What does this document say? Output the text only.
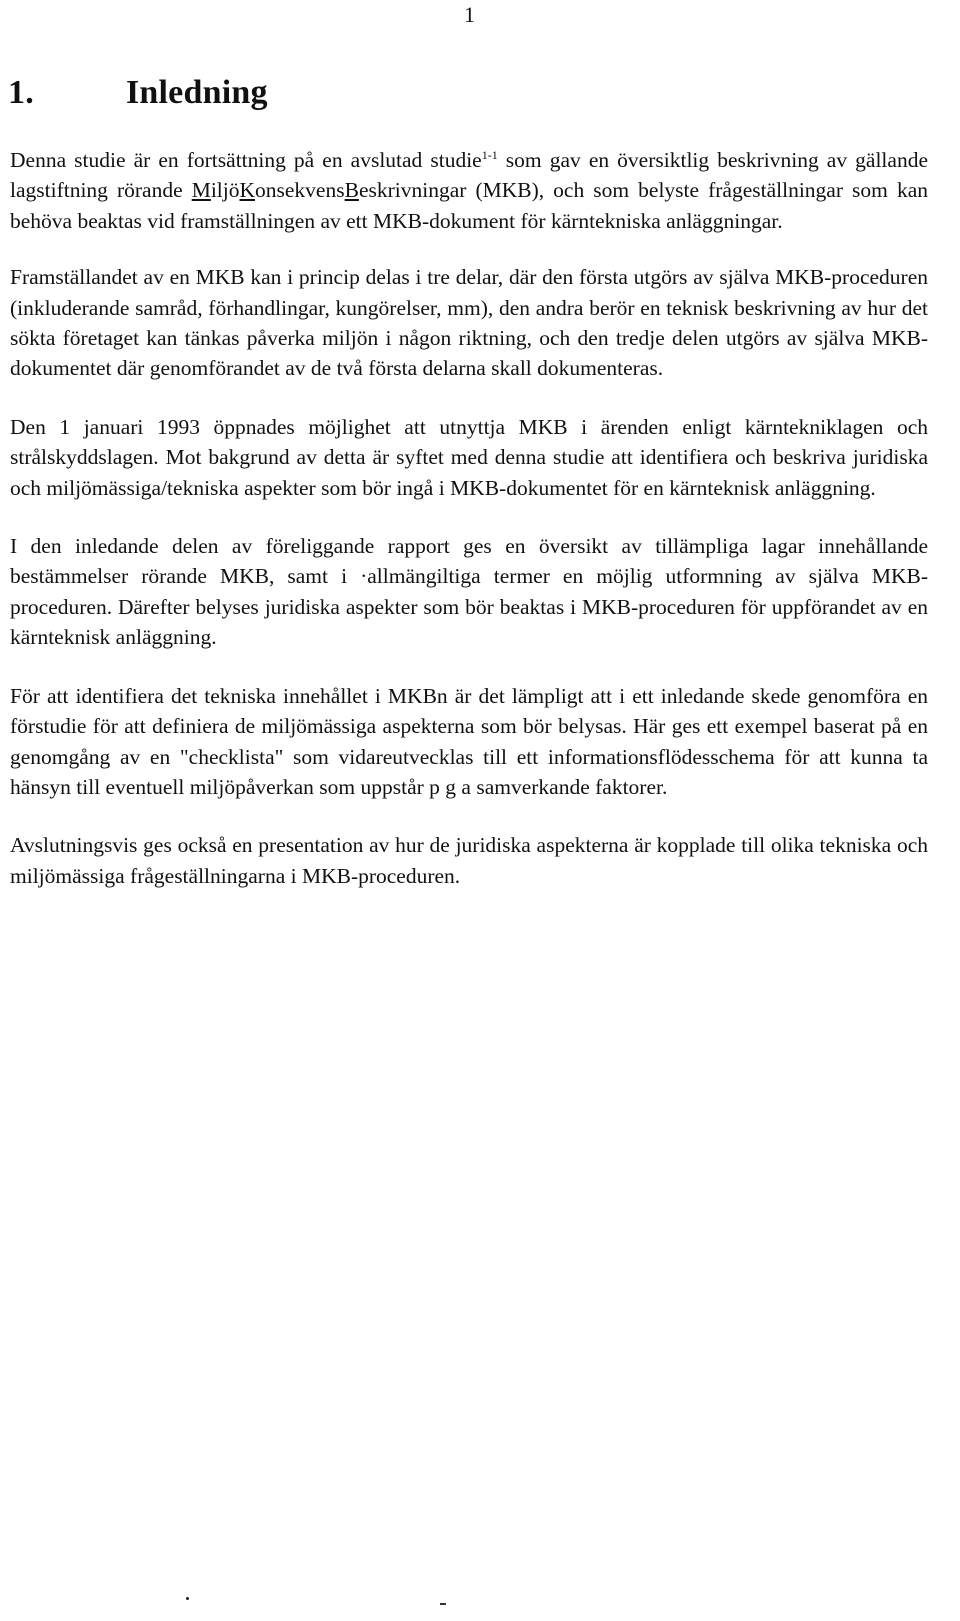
1
1.	Inledning

Denna studie är en fortsättning på en avslutad studie$^{1-1}$ som gav en översiktlig beskrivning av gällande lagstiftning rörande MiljöKonsekvensBeskrivningar (MKB), och som belyste frågeställningar som kan behöva beaktas vid framställningen av ett MKB-dokument för kärntekniska anläggningar.

Framställandet av en MKB kan i princip delas i tre delar, där den första utgörs av själva MKB-proceduren (inkluderande samråd, förhandlingar, kungörelser, mm), den andra berör en teknisk beskrivning av hur det sökta företaget kan tänkas påverka miljön i någon riktning, och den tredje delen utgörs av själva MKB-dokumentet där genomförandet av de två första delarna skall dokumenteras.

Den 1 januari 1993 öppnades möjlighet att utnyttja MKB i ärenden enligt kärntekniklagen och strålskyddslagen. Mot bakgrund av detta är syftet med denna studie att identifiera och beskriva juridiska och miljömässiga/tekniska aspekter som bör ingå i MKB-dokumentet för en kärnteknisk anläggning.

I den inledande delen av föreliggande rapport ges en översikt av tillämpliga lagar innehållande bestämmelser rörande MKB, samt i ·allmängiltiga termer en möjlig utformning av själva MKB-proceduren. Därefter belyses juridiska aspekter som bör beaktas i MKB-proceduren för uppförandet av en kärnteknisk anläggning.

För att identifiera det tekniska innehållet i MKBn är det lämpligt att i ett inledande skede genomföra en förstudie för att definiera de miljömässiga aspekterna som bör belysas. Här ges ett exempel baserat på en genomgång av en "checklista" som vidareutvecklas till ett informationsflödesschema för att kunna ta hänsyn till eventuell miljöpåverkan som uppstår p g a samverkande faktorer.

Avslutningsvis ges också en presentation av hur de juridiska aspekterna är kopplade till olika tekniska och miljömässiga frågeställningarna i MKB-proceduren.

________________________

- BRIEF -
The expected result is the material restated word for word, minus any picture.

- OUTPUT OF THE EXERCISE -
What does this document say? Output the text only.
1
1.	Inledning

Denna studie är en fortsättning på en avslutad studie$^{1-1}$ som gav en översiktlig beskrivning av gällande lagstiftning rörande MiljöKonsekvensBeskrivningar (MKB), och som belyste frågeställningar som kan behöva beaktas vid framställningen av ett MKB-dokument för kärntekniska anläggningar.

Framställandet av en MKB kan i princip delas i tre delar, där den första utgörs av själva MKB-proceduren (inkluderande samråd, förhandlingar, kungörelser, mm), den andra berör en teknisk beskrivning av hur det sökta företaget kan tänkas påverka miljön i någon riktning, och den tredje delen utgörs av själva MKB-dokumentet där genomförandet av de två första delarna skall dokumenteras.

Den 1 januari 1993 öppnades möjlighet att utnyttja MKB i ärenden enligt kärntekniklagen och strålskyddslagen. Mot bakgrund av detta är syftet med denna studie att identifiera och beskriva juridiska och miljömässiga/tekniska aspekter som bör ingå i MKB-dokumentet för en kärnteknisk anläggning.

I den inledande delen av föreliggande rapport ges en översikt av tillämpliga lagar innehållande bestämmelser rörande MKB, samt i ·allmängiltiga termer en möjlig utformning av själva MKB-proceduren. Därefter belyses juridiska aspekter som bör beaktas i MKB-proceduren för uppförandet av en kärnteknisk anläggning.

För att identifiera det tekniska innehållet i MKBn är det lämpligt att i ett inledande skede genomföra en förstudie för att definiera de miljömässiga aspekterna som bör belysas. Här ges ett exempel baserat på en genomgång av en "checklista" som vidareutvecklas till ett informationsflödesschema för att kunna ta hänsyn till eventuell miljöpåverkan som uppstår p g a samverkande faktorer.

Avslutningsvis ges också en presentation av hur de juridiska aspekterna är kopplade till olika tekniska och miljömässiga frågeställningarna i MKB-proceduren.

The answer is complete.